WHAT TO WORK ON → Pick out every line in the data below that holds "фронта".

MATERIAL TO PROCESS →

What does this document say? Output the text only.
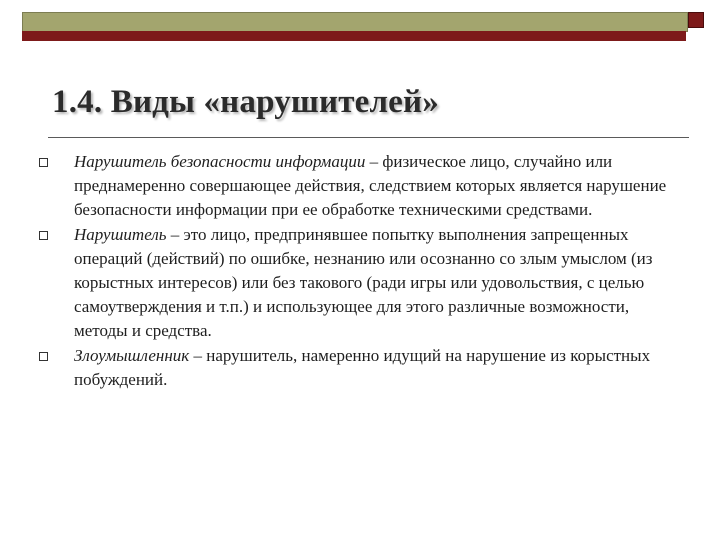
1.4. Виды «нарушителей»
Нарушитель безопасности информации – физическое лицо, случайно или преднамеренно совершающее действия, следствием которых является нарушение безопасности информации при ее обработке техническими средствами.
Нарушитель – это лицо, предпринявшее попытку выполнения запрещенных операций (действий) по ошибке, незнанию или осознанно со злым умыслом (из корыстных интересов) или без такового (ради игры или удовольствия, с целью самоутверждения и т.п.) и использующее для этого различные возможности, методы и средства.
Злоумышленник – нарушитель, намеренно идущий на нарушение из корыстных побуждений.
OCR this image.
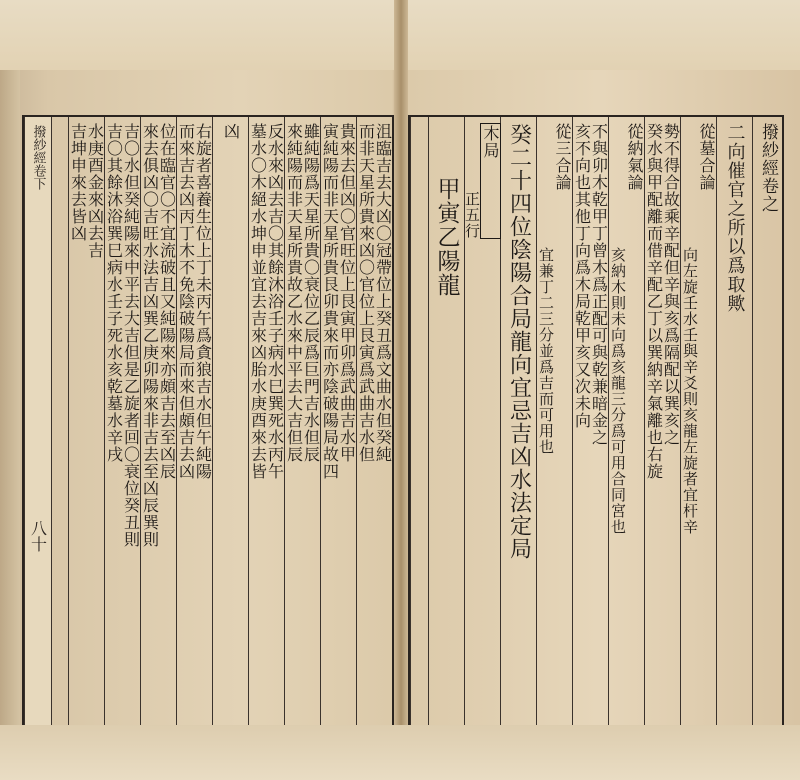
撥紗經卷之
二向催官之所以爲取歟
從墓合論
向左旋壬水壬與辛爻則亥龍左旋者宜杆辛
勢不得合故乘辛配但辛與亥爲隔配以巽亥之
癸水與甲配離而借辛配乙丁以巽納辛氣離也右旋
從納氣論
亥納木則未向爲亥龍三分爲可用合同宮也
不與卯木乾甲丁曾木爲正配可與乾兼暗金之
亥不向也其他丁向爲木局乾甲亥又次未向
從三合論
宜兼丁二三分並爲吉而可用也
癸二十四位陰陽合局龍向宜忌吉凶水法定局
木局
正五行
甲寅乙陽龍
沮臨吉去大凶〇冠帶位上癸丑爲文曲水但癸純
而非天星所貴來凶〇官位上艮寅爲武曲吉水但
貴來去但凶〇官旺位上艮寅甲卯爲武曲吉水甲
寅純陽而非天星所貴艮卯貴來而亦陰破陽局故四
雖純陽爲天星所貴〇衰位乙辰爲巨門吉水但辰
來純陽而非天星所貴故乙水來中平去大吉但辰
反水來凶去吉〇其餘沐浴壬子病水巳巽死水丙午
墓水〇木絕水坤申並宜去吉來凶胎水庚酉來去皆
凶
右旋者喜養生位上丁未丙午爲貪狼吉水但午純陽
而來吉去凶丙丁木不免陰破陽局而來但頗吉去凶
位在臨官〇不宜流破且又純陽來亦頗吉去至凶辰
來去俱凶〇吉旺水法吉凶巽乙庚卯陽來非吉去至凶辰巽則
吉〇水但癸純陽來中平去大吉但是乙旋者回〇衰位癸丑則
吉〇其餘沐浴巽巳病水壬子死水亥乾墓水辛戌
水庚酉金來凶去吉
吉坤申來去皆凶
撥紗經卷下
八十
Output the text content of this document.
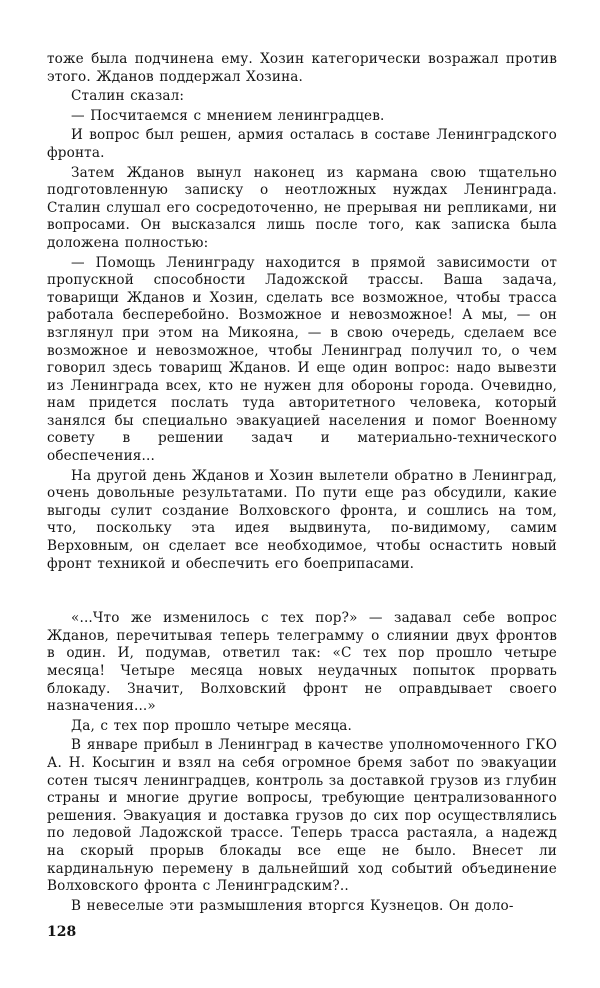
тоже была подчинена ему. Хозин категорически возражал против этого. Жданов поддержал Хозина.

Сталин сказал:

— Посчитаемся с мнением ленинградцев.

И вопрос был решен, армия осталась в составе Ленинградского фронта.

Затем Жданов вынул наконец из кармана свою тщательно подготовленную записку о неотложных нуждах Ленинграда. Сталин слушал его сосредоточенно, не прерывая ни репликами, ни вопросами. Он высказался лишь после того, как записка была доложена полностью:

— Помощь Ленинграду находится в прямой зависимости от пропускной способности Ладожской трассы. Ваша задача, товарищи Жданов и Хозин, сделать все возможное, чтобы трасса работала бесперебойно. Возможное и невозможное! А мы, — он взглянул при этом на Микояна, — в свою очередь, сделаем все возможное и невозможное, чтобы Ленинград получил то, о чем говорил здесь товарищ Жданов. И еще один вопрос: надо вывезти из Ленинграда всех, кто не нужен для обороны города. Очевидно, нам придется послать туда авторитетного человека, который занялся бы специально эвакуацией населения и помог Военному совету в решении задач и материально-технического обеспечения...

На другой день Жданов и Хозин вылетели обратно в Ленинград, очень довольные результатами. По пути еще раз обсудили, какие выгоды сулит создание Волховского фронта, и сошлись на том, что, поскольку эта идея выдвинута, по-видимому, самим Верховным, он сделает все необходимое, чтобы оснастить новый фронт техникой и обеспечить его боеприпасами.

«...Что же изменилось с тех пор?» — задавал себе вопрос Жданов, перечитывая теперь телеграмму о слиянии двух фронтов в один. И, подумав, ответил так: «С тех пор прошло четыре месяца! Четыре месяца новых неудачных попыток прорвать блокаду. Значит, Волховский фронт не оправдывает своего назначения...»

Да, с тех пор прошло четыре месяца.

В январе прибыл в Ленинград в качестве уполномоченного ГКО А. Н. Косыгин и взял на себя огромное бремя забот по эвакуации сотен тысяч ленинградцев, контроль за доставкой грузов из глубин страны и многие другие вопросы, требующие централизованного решения. Эвакуация и доставка грузов до сих пор осуществлялись по ледовой Ладожской трассе. Теперь трасса растаяла, а надежд на скорый прорыв блокады все еще не было. Внесет ли кардинальную перемену в дальнейший ход событий объединение Волховского фронта с Ленинградским?..

В невеселые эти размышления вторгся Кузнецов. Он доло-

128
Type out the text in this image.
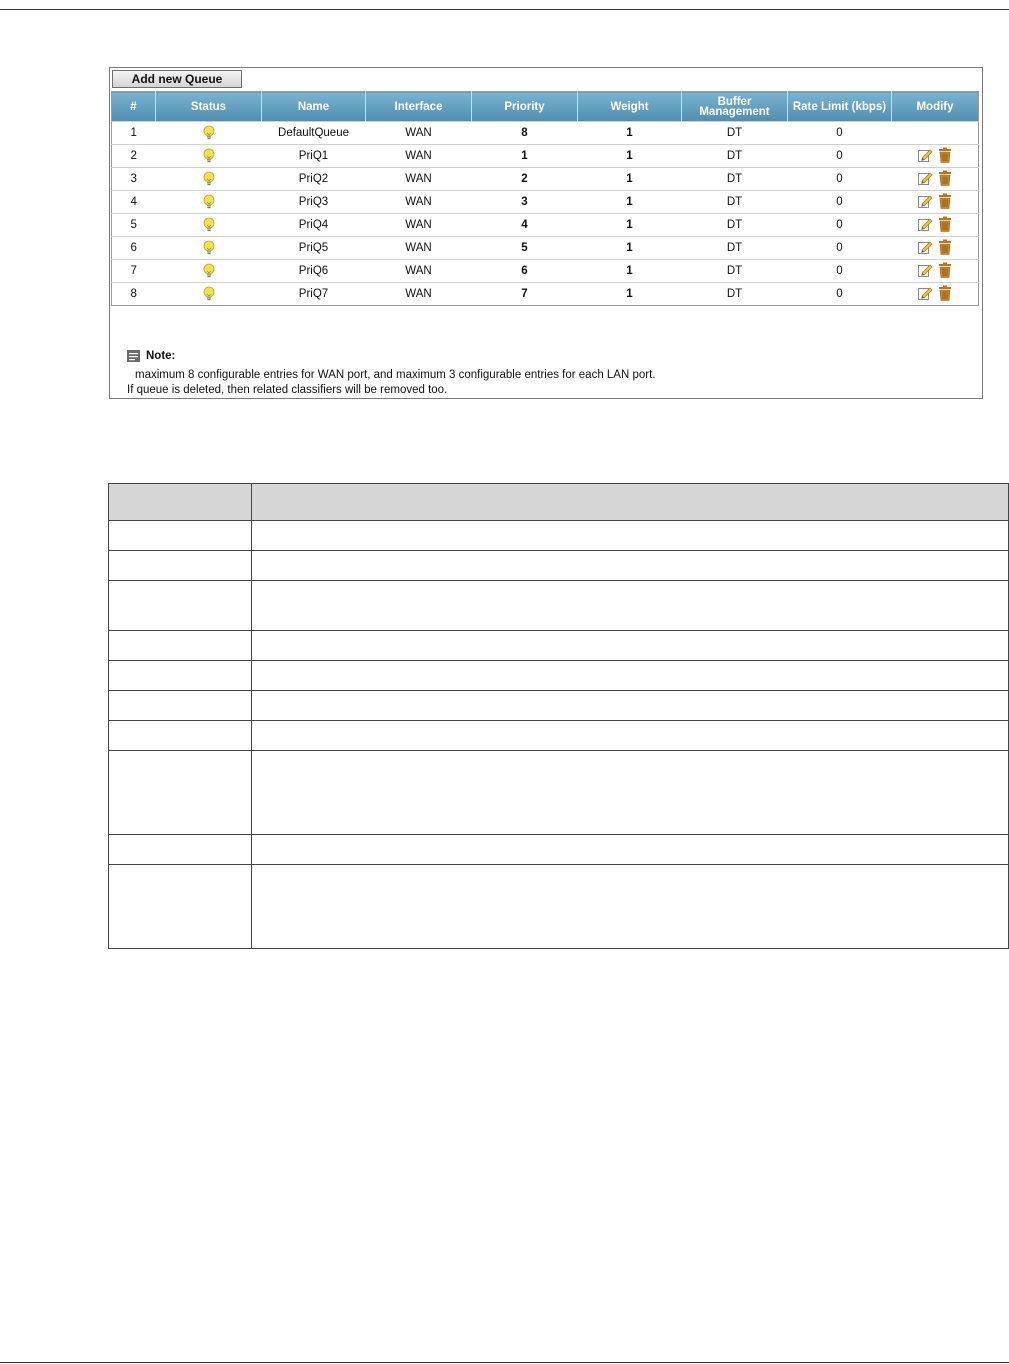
Add new Queue
#	Status	Name	Interface	Priority	Weight	Buffer Management	Rate Limit (kbps)	Modify
1		DefaultQueue	WAN	8	1	DT	0	
2		PriQ1	WAN	1	1	DT	0	

3		PriQ2	WAN	2	1	DT	0	

4		PriQ3	WAN	3	1	DT	0	

5		PriQ4	WAN	4	1	DT	0	

6		PriQ5	WAN	5	1	DT	0	

7		PriQ6	WAN	6	1	DT	0	

8		PriQ7	WAN	7	1	DT	0	
Note:
maximum 8 configurable entries for WAN port, and maximum 3 configurable entries for each LAN port.
If queue is deleted, then related classifiers will be removed too.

SOLVED EXERCISE →
И вопрос был решен, армия осталась в составе Ленинградского фронта.
На другой день Жданов и Хозин вылетели обратно в Ленинград, очень довольные результатами. По пути еще раз обсудили, какие выгоды сулит создание Волховского фронта, и сошлись на том, что, поскольку эта идея выдвинута, по-видимому, самим Верховным, он сделает все необходимое, чтобы оснастить новый фронт техникой и обеспечить его боеприпасами.
В январе прибыл в Ленинград в качестве уполномоченного ГКО А. Н. Косыгин и взял на себя огромное бремя забот по эвакуации сотен тысяч ленинградцев, контроль за доставкой грузов из глубин страны и многие другие вопросы, требующие централизованного решения. Эвакуация и доставка грузов до сих пор осуществлялись по ледовой Ладожской трассе. Теперь трасса растаяла, а надежд на скорый прорыв блокады все еще не было. Внесет ли кардинальную перемену в дальнейший ход событий объединение Волховского фронта с Ленинградским?..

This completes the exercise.